■ **DOMANDE DA SVOLGERE**
**A)** Elenca, per favore, tutte le determinazioni essenziali del pensiero che il brano da leggere indica come investite dalla certezza del cogito.
**B)** Nel brano da leggere, che cosa chiedeva Archimede per sollevare il mondo?

L'unico modo per scoprire se alle idee che possediamo nella mente corrisponde effettivamente una realtà esterna è interrogarsi sulle loro cause. Il principio che guida il ragionamento del filosofo è che la causa di un'idea non può contenere minore perfezione e realtà dell'idea che produce; in altre parole, ogni idea deve necessariamente avere una causa che sia a essa proporzionata.
Il soggetto come essere pensante

Guadagnata la certezza della propria esistenza, Cartesio si volge a chiarire qual è la natura di tale esistenza; egli si chiede, cioè, se grazie al cogito sia possibile sostenere con sicurezza l'esistenza del corpo e del mondo al di fuori di sé. La risposta del filosofo è che la certezza che scaturisce dal cogito investe soltanto e unicamente il pensiero e le sue determinazioni essenziali: il dubitare, il negare, l'affermare, il concepire, l'immaginare, il sentire, il volere.

La conclusione cartesiana, per cui il cogito rappresenta la verità originaria che consente di sconfiggere il dubbio e di procedere alla riedificazione di tutte le altre verità, costituisce l'atto di nascita del "razionalismo" moderno, cioè la corrente filosofica basata sull'assunto che ogni conoscenza derivi dall'attività razionale del soggetto.


Le critiche al cogito

Vista l'importanza del cogito, gli studiosi si sono ripetutamente interrogati sulla struttura logica che esso presenta. 
La domanda che viene spontanea è: siamo davanti a un ragionamento deduttivo? Partendo dalla presenza dell'ergo ("dunque") nella formula cartesiana, già i suoi contemporanei accusarono il filosofo di aver adoperato un sillogismo in cui manca la premessa maggiore. 
Per esprimerlo in tutta la sua completezza, tale sillogismo dovrebbe avere la seguente forma:
  1. premessa maggiore: "tutto ciò che pensa esiste"
  2. premessa minore: "io penso"
  3. conclusione: "dunque, io esisto"
Il cogito non rappresenterebbe, dunque, la conoscenza prima e certissima su cui tutto il resto deve fondarsi, ma dipenderebbe da un'altra premessa (implicita) non sottoposta al dubbio né dimostrata ("tutto ciò che pensa esiste"). I contemporanei accusarono Cartesio, pertanto, di aver utilizzato quella logica aristotelica da cui voleva distaccarsi.
Il cogito

A questo punto Cartesio apre la "Seconda Meditazione" citando l'esempio di Archimede che, per sollevare il mondo, chiedeva un solo punto saldo e immobile d'appoggio su cui fare leva. Il filosofo  ha la medesima esigenza: ricerca un fondamento solido e sicuro per la conoscenza, dopo essersi spinto fino alla demolizione di ogni certezza. Il suo è un modo di procedere di tipo "genetico", perché si fonda sulla convinzione che, scoprendo una sola conoscenza certa e indubitabile, sarà possibile far derivare da essa altre conoscenze dotate dello stesso carattere e adoperare, quindi, soltanto queste idee come materiale da costruzione del nuovo edificio della scienza.

■ **INFORMAZIONI FORNITE**
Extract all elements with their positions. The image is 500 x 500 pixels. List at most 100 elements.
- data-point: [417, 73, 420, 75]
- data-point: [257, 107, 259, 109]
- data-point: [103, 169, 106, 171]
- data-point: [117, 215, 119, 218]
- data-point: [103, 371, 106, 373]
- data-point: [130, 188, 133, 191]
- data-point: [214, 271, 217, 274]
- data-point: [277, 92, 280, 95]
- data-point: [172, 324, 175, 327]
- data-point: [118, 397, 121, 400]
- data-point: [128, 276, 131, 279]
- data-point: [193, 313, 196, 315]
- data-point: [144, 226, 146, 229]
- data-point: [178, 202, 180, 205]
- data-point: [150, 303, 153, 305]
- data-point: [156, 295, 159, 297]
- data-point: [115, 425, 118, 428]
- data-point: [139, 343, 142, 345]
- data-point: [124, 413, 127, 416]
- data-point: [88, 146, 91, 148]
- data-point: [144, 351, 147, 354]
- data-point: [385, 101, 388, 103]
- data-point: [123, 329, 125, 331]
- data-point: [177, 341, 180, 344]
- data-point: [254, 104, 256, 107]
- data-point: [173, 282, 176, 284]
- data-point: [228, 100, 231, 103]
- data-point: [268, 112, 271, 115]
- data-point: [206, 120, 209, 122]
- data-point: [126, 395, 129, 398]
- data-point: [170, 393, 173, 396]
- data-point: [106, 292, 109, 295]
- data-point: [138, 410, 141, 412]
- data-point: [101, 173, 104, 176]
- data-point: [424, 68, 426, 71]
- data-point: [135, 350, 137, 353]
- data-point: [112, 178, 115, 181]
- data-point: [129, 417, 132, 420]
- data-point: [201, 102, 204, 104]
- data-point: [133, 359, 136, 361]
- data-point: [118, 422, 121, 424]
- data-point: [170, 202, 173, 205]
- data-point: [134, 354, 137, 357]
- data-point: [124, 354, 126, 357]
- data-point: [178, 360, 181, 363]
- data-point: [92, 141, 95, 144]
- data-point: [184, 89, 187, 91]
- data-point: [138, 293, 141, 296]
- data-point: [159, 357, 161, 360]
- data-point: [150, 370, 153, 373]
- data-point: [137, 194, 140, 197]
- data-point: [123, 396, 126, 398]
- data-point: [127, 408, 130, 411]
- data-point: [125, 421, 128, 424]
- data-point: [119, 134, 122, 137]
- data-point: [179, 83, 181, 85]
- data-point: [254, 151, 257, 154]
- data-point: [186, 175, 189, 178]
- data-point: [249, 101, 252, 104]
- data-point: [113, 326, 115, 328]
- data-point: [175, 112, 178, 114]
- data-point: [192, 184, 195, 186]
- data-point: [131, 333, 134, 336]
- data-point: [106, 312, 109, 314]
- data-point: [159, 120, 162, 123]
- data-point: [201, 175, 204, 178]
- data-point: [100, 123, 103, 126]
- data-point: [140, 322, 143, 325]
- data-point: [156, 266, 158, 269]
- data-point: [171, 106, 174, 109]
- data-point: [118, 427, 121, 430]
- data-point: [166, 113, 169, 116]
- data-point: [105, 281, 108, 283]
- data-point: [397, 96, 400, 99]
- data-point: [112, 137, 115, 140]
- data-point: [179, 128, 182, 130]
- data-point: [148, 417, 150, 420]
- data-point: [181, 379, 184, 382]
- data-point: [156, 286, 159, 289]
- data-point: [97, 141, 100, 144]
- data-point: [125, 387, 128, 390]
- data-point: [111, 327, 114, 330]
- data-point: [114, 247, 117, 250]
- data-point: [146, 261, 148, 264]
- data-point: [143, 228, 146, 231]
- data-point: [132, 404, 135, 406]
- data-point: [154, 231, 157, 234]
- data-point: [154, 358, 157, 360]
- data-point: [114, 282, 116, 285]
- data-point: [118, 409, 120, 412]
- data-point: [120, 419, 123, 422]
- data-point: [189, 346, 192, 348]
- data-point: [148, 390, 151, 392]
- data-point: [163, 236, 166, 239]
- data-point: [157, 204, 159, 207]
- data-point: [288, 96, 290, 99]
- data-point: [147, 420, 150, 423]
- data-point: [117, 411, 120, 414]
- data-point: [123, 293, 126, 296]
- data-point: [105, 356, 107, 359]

■ **RISPOSTE AI QUESITI**
**A)** Il dubitare, il negare, l'affermare, il concepire, l'immaginare, il sentire, il volere.

**B)** Un solo punto saldo e immobile d'appoggio su cui fare leva.